THE RECORDS:
* begin *
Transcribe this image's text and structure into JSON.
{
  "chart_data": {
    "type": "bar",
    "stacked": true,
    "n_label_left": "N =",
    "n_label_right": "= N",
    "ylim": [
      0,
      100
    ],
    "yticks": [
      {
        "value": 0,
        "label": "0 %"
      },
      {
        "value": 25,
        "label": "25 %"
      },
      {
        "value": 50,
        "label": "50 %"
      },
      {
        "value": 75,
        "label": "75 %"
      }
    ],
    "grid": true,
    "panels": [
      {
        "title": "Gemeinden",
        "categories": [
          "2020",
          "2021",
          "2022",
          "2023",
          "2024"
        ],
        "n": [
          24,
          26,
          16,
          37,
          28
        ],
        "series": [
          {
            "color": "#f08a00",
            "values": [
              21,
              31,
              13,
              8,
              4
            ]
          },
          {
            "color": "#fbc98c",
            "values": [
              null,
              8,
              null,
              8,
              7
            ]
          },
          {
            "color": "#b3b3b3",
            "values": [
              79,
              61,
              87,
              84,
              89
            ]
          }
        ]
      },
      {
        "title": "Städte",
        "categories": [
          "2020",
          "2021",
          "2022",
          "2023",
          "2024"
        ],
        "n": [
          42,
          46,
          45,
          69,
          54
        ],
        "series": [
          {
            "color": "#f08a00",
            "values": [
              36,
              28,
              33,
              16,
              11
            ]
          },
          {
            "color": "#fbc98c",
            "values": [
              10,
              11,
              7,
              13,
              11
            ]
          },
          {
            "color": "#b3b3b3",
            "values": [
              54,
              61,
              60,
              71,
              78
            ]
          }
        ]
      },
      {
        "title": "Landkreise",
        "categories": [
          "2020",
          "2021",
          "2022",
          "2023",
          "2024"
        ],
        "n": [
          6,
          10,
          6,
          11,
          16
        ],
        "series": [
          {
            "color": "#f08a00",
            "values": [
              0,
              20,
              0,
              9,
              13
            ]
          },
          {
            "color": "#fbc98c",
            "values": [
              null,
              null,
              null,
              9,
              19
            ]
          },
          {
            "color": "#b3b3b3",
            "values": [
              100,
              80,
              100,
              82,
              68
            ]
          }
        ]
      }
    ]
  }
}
* end *
WHAT TO DO: Your task is to repeat every line exactly.

COMPLETE ANSWER:
Transcribe this image's text and structure into JSON.
{
  "chart_data": {
    "type": "bar",
    "stacked": true,
    "n_label_left": "N =",
    "n_label_right": "= N",
    "ylim": [
      0,
      100
    ],
    "yticks": [
      {
        "value": 0,
        "label": "0 %"
      },
      {
        "value": 25,
        "label": "25 %"
      },
      {
        "value": 50,
        "label": "50 %"
      },
      {
        "value": 75,
        "label": "75 %"
      }
    ],
    "grid": true,
    "panels": [
      {
        "title": "Gemeinden",
        "categories": [
          "2020",
          "2021",
          "2022",
          "2023",
          "2024"
        ],
        "n": [
          24,
          26,
          16,
          37,
          28
        ],
        "series": [
          {
            "color": "#f08a00",
            "values": [
              21,
              31,
              13,
              8,
              4
            ]
          },
          {
            "color": "#fbc98c",
            "values": [
              null,
              8,
              null,
              8,
              7
            ]
          },
          {
            "color": "#b3b3b3",
            "values": [
              79,
              61,
              87,
              84,
              89
            ]
          }
        ]
      },
      {
        "title": "Städte",
        "categories": [
          "2020",
          "2021",
          "2022",
          "2023",
          "2024"
        ],
        "n": [
          42,
          46,
          45,
          69,
          54
        ],
        "series": [
          {
            "color": "#f08a00",
            "values": [
              36,
              28,
              33,
              16,
              11
            ]
          },
          {
            "color": "#fbc98c",
            "values": [
              10,
              11,
              7,
              13,
              11
            ]
          },
          {
            "color": "#b3b3b3",
            "values": [
              54,
              61,
              60,
              71,
              78
            ]
          }
        ]
      },
      {
        "title": "Landkreise",
        "categories": [
          "2020",
          "2021",
          "2022",
          "2023",
          "2024"
        ],
        "n": [
          6,
          10,
          6,
          11,
          16
        ],
        "series": [
          {
            "color": "#f08a00",
            "values": [
              0,
              20,
              0,
              9,
              13
            ]
          },
          {
            "color": "#fbc98c",
            "values": [
              null,
              null,
              null,
              9,
              19
            ]
          },
          {
            "color": "#b3b3b3",
            "values": [
              100,
              80,
              100,
              82,
              68
            ]
          }
        ]
      }
    ]
  }
}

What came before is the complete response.